> _TASK PROMPT_: Are you able to retype all the records below exactly?

> _EXTRACTED MATERIAL_:

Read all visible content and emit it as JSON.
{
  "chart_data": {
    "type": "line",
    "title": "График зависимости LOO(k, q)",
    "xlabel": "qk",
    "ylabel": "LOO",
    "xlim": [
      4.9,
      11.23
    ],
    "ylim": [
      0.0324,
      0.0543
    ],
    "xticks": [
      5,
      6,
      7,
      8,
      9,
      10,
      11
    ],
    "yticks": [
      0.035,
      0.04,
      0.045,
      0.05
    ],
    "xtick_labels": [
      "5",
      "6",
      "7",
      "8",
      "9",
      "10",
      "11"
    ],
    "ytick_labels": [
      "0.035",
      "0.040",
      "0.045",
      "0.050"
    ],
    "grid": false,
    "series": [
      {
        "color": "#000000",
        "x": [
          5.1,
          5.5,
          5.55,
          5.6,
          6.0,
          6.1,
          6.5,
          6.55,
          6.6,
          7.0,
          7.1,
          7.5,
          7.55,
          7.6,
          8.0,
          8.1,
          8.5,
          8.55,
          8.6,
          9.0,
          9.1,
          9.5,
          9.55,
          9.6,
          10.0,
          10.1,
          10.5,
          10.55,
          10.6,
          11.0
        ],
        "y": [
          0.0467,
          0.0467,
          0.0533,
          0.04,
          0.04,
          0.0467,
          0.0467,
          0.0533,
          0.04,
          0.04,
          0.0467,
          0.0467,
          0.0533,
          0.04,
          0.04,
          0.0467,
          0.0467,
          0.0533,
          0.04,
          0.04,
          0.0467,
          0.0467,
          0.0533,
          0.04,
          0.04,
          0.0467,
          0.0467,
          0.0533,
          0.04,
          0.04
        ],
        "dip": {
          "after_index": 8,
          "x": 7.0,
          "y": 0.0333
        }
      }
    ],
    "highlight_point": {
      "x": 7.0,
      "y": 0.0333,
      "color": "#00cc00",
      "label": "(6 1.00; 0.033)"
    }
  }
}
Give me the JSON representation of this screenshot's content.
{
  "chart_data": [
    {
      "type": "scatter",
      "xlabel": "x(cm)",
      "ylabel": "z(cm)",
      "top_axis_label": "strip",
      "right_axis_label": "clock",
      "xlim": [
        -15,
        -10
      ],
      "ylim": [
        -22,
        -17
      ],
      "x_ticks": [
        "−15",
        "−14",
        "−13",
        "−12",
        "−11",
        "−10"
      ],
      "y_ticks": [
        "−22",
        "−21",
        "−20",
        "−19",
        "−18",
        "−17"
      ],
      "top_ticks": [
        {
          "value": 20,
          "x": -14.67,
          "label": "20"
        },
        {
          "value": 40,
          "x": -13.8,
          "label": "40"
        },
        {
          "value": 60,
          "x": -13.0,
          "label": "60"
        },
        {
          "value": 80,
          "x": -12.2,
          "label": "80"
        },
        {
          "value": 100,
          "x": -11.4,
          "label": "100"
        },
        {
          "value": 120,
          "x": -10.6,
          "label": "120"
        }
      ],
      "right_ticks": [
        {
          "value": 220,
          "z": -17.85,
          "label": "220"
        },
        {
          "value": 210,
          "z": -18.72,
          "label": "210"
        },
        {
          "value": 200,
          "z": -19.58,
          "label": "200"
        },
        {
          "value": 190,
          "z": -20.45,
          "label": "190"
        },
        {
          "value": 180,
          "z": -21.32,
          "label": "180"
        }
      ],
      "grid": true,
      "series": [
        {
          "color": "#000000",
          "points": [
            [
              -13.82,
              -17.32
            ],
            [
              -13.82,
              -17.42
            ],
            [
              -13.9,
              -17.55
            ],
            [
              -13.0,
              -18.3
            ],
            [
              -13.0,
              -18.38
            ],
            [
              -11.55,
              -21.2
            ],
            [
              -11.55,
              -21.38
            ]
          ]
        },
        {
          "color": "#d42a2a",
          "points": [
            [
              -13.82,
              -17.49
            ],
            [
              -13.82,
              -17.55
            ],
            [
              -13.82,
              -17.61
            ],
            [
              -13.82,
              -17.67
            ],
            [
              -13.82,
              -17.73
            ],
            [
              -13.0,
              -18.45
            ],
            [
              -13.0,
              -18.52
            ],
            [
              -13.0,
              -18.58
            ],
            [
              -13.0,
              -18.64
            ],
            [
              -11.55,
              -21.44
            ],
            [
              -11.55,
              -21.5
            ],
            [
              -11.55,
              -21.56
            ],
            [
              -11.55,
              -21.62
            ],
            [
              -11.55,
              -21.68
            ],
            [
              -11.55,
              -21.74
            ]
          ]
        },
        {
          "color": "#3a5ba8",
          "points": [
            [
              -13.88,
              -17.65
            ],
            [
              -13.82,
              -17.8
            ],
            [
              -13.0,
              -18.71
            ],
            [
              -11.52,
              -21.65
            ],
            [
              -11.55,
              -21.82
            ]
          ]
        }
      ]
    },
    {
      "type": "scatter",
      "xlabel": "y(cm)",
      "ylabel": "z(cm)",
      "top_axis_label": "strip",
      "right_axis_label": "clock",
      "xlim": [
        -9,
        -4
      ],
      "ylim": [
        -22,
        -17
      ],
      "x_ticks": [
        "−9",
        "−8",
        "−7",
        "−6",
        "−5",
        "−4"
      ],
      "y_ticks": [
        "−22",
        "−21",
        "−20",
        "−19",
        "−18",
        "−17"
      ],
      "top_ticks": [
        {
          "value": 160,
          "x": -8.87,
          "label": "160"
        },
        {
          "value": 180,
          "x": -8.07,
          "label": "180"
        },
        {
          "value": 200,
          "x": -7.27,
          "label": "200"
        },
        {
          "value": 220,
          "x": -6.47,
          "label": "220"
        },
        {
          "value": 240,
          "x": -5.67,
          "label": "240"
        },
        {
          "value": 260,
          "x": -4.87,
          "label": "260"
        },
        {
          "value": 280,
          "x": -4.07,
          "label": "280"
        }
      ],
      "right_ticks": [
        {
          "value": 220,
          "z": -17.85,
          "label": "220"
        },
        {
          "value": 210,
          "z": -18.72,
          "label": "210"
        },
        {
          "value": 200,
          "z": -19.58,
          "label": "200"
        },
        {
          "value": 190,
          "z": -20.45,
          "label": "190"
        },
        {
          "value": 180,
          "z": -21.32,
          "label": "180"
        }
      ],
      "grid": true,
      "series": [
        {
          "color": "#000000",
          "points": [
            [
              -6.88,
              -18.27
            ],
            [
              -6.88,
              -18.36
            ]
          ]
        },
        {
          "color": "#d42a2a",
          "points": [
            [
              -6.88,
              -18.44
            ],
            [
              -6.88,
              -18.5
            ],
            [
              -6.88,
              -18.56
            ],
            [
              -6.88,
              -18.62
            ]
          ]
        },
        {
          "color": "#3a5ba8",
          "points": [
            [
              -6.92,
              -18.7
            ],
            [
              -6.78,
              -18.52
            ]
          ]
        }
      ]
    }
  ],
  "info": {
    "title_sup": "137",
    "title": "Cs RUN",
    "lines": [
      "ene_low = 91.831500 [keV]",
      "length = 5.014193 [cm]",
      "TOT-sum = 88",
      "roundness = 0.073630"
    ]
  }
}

> _THE RESULT_:
Read all visible content and emit it as JSON.
{
  "chart_data": {
    "type": "line",
    "title": "График зависимости LOO(k, q)",
    "xlabel": "qk",
    "ylabel": "LOO",
    "xlim": [
      4.9,
      11.23
    ],
    "ylim": [
      0.0324,
      0.0543
    ],
    "xticks": [
      5,
      6,
      7,
      8,
      9,
      10,
      11
    ],
    "yticks": [
      0.035,
      0.04,
      0.045,
      0.05
    ],
    "xtick_labels": [
      "5",
      "6",
      "7",
      "8",
      "9",
      "10",
      "11"
    ],
    "ytick_labels": [
      "0.035",
      "0.040",
      "0.045",
      "0.050"
    ],
    "grid": false,
    "series": [
      {
        "color": "#000000",
        "x": [
          5.1,
          5.5,
          5.55,
          5.6,
          6.0,
          6.1,
          6.5,
          6.55,
          6.6,
          7.0,
          7.1,
          7.5,
          7.55,
          7.6,
          8.0,
          8.1,
          8.5,
          8.55,
          8.6,
          9.0,
          9.1,
          9.5,
          9.55,
          9.6,
          10.0,
          10.1,
          10.5,
          10.55,
          10.6,
          11.0
        ],
        "y": [
          0.0467,
          0.0467,
          0.0533,
          0.04,
          0.04,
          0.0467,
          0.0467,
          0.0533,
          0.04,
          0.04,
          0.0467,
          0.0467,
          0.0533,
          0.04,
          0.04,
          0.0467,
          0.0467,
          0.0533,
          0.04,
          0.04,
          0.0467,
          0.0467,
          0.0533,
          0.04,
          0.04,
          0.0467,
          0.0467,
          0.0533,
          0.04,
          0.04
        ],
        "dip": {
          "after_index": 8,
          "x": 7.0,
          "y": 0.0333
        }
      }
    ],
    "highlight_point": {
      "x": 7.0,
      "y": 0.0333,
      "color": "#00cc00",
      "label": "(6 1.00; 0.033)"
    }
  }
}
Give me the JSON representation of this screenshot's content.
{
  "chart_data": [
    {
      "type": "scatter",
      "xlabel": "x(cm)",
      "ylabel": "z(cm)",
      "top_axis_label": "strip",
      "right_axis_label": "clock",
      "xlim": [
        -15,
        -10
      ],
      "ylim": [
        -22,
        -17
      ],
      "x_ticks": [
        "−15",
        "−14",
        "−13",
        "−12",
        "−11",
        "−10"
      ],
      "y_ticks": [
        "−22",
        "−21",
        "−20",
        "−19",
        "−18",
        "−17"
      ],
      "top_ticks": [
        {
          "value": 20,
          "x": -14.67,
          "label": "20"
        },
        {
          "value": 40,
          "x": -13.8,
          "label": "40"
        },
        {
          "value": 60,
          "x": -13.0,
          "label": "60"
        },
        {
          "value": 80,
          "x": -12.2,
          "label": "80"
        },
        {
          "value": 100,
          "x": -11.4,
          "label": "100"
        },
        {
          "value": 120,
          "x": -10.6,
          "label": "120"
        }
      ],
      "right_ticks": [
        {
          "value": 220,
          "z": -17.85,
          "label": "220"
        },
        {
          "value": 210,
          "z": -18.72,
          "label": "210"
        },
        {
          "value": 200,
          "z": -19.58,
          "label": "200"
        },
        {
          "value": 190,
          "z": -20.45,
          "label": "190"
        },
        {
          "value": 180,
          "z": -21.32,
          "label": "180"
        }
      ],
      "grid": true,
      "series": [
        {
          "color": "#000000",
          "points": [
            [
              -13.82,
              -17.32
            ],
            [
              -13.82,
              -17.42
            ],
            [
              -13.9,
              -17.55
            ],
            [
              -13.0,
              -18.3
            ],
            [
              -13.0,
              -18.38
            ],
            [
              -11.55,
              -21.2
            ],
            [
              -11.55,
              -21.38
            ]
          ]
        },
        {
          "color": "#d42a2a",
          "points": [
            [
              -13.82,
              -17.49
            ],
            [
              -13.82,
              -17.55
            ],
            [
              -13.82,
              -17.61
            ],
            [
              -13.82,
              -17.67
            ],
            [
              -13.82,
              -17.73
            ],
            [
              -13.0,
              -18.45
            ],
            [
              -13.0,
              -18.52
            ],
            [
              -13.0,
              -18.58
            ],
            [
              -13.0,
              -18.64
            ],
            [
              -11.55,
              -21.44
            ],
            [
              -11.55,
              -21.5
            ],
            [
              -11.55,
              -21.56
            ],
            [
              -11.55,
              -21.62
            ],
            [
              -11.55,
              -21.68
            ],
            [
              -11.55,
              -21.74
            ]
          ]
        },
        {
          "color": "#3a5ba8",
          "points": [
            [
              -13.88,
              -17.65
            ],
            [
              -13.82,
              -17.8
            ],
            [
              -13.0,
              -18.71
            ],
            [
              -11.52,
              -21.65
            ],
            [
              -11.55,
              -21.82
            ]
          ]
        }
      ]
    },
    {
      "type": "scatter",
      "xlabel": "y(cm)",
      "ylabel": "z(cm)",
      "top_axis_label": "strip",
      "right_axis_label": "clock",
      "xlim": [
        -9,
        -4
      ],
      "ylim": [
        -22,
        -17
      ],
      "x_ticks": [
        "−9",
        "−8",
        "−7",
        "−6",
        "−5",
        "−4"
      ],
      "y_ticks": [
        "−22",
        "−21",
        "−20",
        "−19",
        "−18",
        "−17"
      ],
      "top_ticks": [
        {
          "value": 160,
          "x": -8.87,
          "label": "160"
        },
        {
          "value": 180,
          "x": -8.07,
          "label": "180"
        },
        {
          "value": 200,
          "x": -7.27,
          "label": "200"
        },
        {
          "value": 220,
          "x": -6.47,
          "label": "220"
        },
        {
          "value": 240,
          "x": -5.67,
          "label": "240"
        },
        {
          "value": 260,
          "x": -4.87,
          "label": "260"
        },
        {
          "value": 280,
          "x": -4.07,
          "label": "280"
        }
      ],
      "right_ticks": [
        {
          "value": 220,
          "z": -17.85,
          "label": "220"
        },
        {
          "value": 210,
          "z": -18.72,
          "label": "210"
        },
        {
          "value": 200,
          "z": -19.58,
          "label": "200"
        },
        {
          "value": 190,
          "z": -20.45,
          "label": "190"
        },
        {
          "value": 180,
          "z": -21.32,
          "label": "180"
        }
      ],
      "grid": true,
      "series": [
        {
          "color": "#000000",
          "points": [
            [
              -6.88,
              -18.27
            ],
            [
              -6.88,
              -18.36
            ]
          ]
        },
        {
          "color": "#d42a2a",
          "points": [
            [
              -6.88,
              -18.44
            ],
            [
              -6.88,
              -18.5
            ],
            [
              -6.88,
              -18.56
            ],
            [
              -6.88,
              -18.62
            ]
          ]
        },
        {
          "color": "#3a5ba8",
          "points": [
            [
              -6.92,
              -18.7
            ],
            [
              -6.78,
              -18.52
            ]
          ]
        }
      ]
    }
  ],
  "info": {
    "title_sup": "137",
    "title": "Cs RUN",
    "lines": [
      "ene_low = 91.831500 [keV]",
      "length = 5.014193 [cm]",
      "TOT-sum = 88",
      "roundness = 0.073630"
    ]
  }
}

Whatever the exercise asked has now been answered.